Records provided |
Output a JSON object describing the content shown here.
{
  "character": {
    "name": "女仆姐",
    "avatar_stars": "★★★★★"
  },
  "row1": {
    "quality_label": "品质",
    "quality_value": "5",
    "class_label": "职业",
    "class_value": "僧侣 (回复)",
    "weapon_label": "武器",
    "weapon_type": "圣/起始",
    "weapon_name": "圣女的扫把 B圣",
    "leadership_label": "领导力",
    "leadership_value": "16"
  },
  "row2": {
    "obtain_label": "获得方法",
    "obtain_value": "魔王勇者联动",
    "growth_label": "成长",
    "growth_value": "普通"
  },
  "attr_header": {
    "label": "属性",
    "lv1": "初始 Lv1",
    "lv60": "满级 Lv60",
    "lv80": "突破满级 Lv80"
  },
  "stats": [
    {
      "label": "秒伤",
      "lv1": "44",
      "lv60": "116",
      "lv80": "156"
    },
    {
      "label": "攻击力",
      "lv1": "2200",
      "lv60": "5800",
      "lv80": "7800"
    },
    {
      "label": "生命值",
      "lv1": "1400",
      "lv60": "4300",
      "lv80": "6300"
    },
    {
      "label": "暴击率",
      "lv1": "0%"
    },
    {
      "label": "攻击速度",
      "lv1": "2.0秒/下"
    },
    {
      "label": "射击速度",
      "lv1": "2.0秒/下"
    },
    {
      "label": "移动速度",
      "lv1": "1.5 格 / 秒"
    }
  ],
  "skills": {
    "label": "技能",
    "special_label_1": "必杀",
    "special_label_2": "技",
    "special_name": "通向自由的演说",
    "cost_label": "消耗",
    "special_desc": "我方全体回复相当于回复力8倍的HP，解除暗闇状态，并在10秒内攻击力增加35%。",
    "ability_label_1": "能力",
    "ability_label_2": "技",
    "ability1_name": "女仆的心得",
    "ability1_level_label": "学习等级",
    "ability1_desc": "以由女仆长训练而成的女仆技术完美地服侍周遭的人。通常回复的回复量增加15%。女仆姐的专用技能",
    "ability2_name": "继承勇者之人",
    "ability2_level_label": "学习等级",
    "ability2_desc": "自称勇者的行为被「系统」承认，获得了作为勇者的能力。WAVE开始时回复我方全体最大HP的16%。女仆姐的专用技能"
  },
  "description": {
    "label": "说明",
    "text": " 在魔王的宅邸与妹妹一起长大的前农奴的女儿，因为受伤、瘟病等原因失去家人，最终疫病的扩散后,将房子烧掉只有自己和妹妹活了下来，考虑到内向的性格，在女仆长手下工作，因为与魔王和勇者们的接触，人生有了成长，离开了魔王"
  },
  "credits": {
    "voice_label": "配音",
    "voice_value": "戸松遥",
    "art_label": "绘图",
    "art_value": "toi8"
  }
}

Aim of the task | Every entry should be printed again exactly as written.

Answer for this exercise |
Output a JSON object describing the content shown here.
{
  "character": {
    "name": "女仆姐",
    "avatar_stars": "★★★★★"
  },
  "row1": {
    "quality_label": "品质",
    "quality_value": "5",
    "class_label": "职业",
    "class_value": "僧侣 (回复)",
    "weapon_label": "武器",
    "weapon_type": "圣/起始",
    "weapon_name": "圣女的扫把 B圣",
    "leadership_label": "领导力",
    "leadership_value": "16"
  },
  "row2": {
    "obtain_label": "获得方法",
    "obtain_value": "魔王勇者联动",
    "growth_label": "成长",
    "growth_value": "普通"
  },
  "attr_header": {
    "label": "属性",
    "lv1": "初始 Lv1",
    "lv60": "满级 Lv60",
    "lv80": "突破满级 Lv80"
  },
  "stats": [
    {
      "label": "秒伤",
      "lv1": "44",
      "lv60": "116",
      "lv80": "156"
    },
    {
      "label": "攻击力",
      "lv1": "2200",
      "lv60": "5800",
      "lv80": "7800"
    },
    {
      "label": "生命值",
      "lv1": "1400",
      "lv60": "4300",
      "lv80": "6300"
    },
    {
      "label": "暴击率",
      "lv1": "0%"
    },
    {
      "label": "攻击速度",
      "lv1": "2.0秒/下"
    },
    {
      "label": "射击速度",
      "lv1": "2.0秒/下"
    },
    {
      "label": "移动速度",
      "lv1": "1.5 格 / 秒"
    }
  ],
  "skills": {
    "label": "技能",
    "special_label_1": "必杀",
    "special_label_2": "技",
    "special_name": "通向自由的演说",
    "cost_label": "消耗",
    "special_desc": "我方全体回复相当于回复力8倍的HP，解除暗闇状态，并在10秒内攻击力增加35%。",
    "ability_label_1": "能力",
    "ability_label_2": "技",
    "ability1_name": "女仆的心得",
    "ability1_level_label": "学习等级",
    "ability1_desc": "以由女仆长训练而成的女仆技术完美地服侍周遭的人。通常回复的回复量增加15%。女仆姐的专用技能",
    "ability2_name": "继承勇者之人",
    "ability2_level_label": "学习等级",
    "ability2_desc": "自称勇者的行为被「系统」承认，获得了作为勇者的能力。WAVE开始时回复我方全体最大HP的16%。女仆姐的专用技能"
  },
  "description": {
    "label": "说明",
    "text": " 在魔王的宅邸与妹妹一起长大的前农奴的女儿，因为受伤、瘟病等原因失去家人，最终疫病的扩散后,将房子烧掉只有自己和妹妹活了下来，考虑到内向的性格，在女仆长手下工作，因为与魔王和勇者们的接触，人生有了成长，离开了魔王"
  },
  "credits": {
    "voice_label": "配音",
    "voice_value": "戸松遥",
    "art_label": "绘图",
    "art_value": "toi8"
  }
}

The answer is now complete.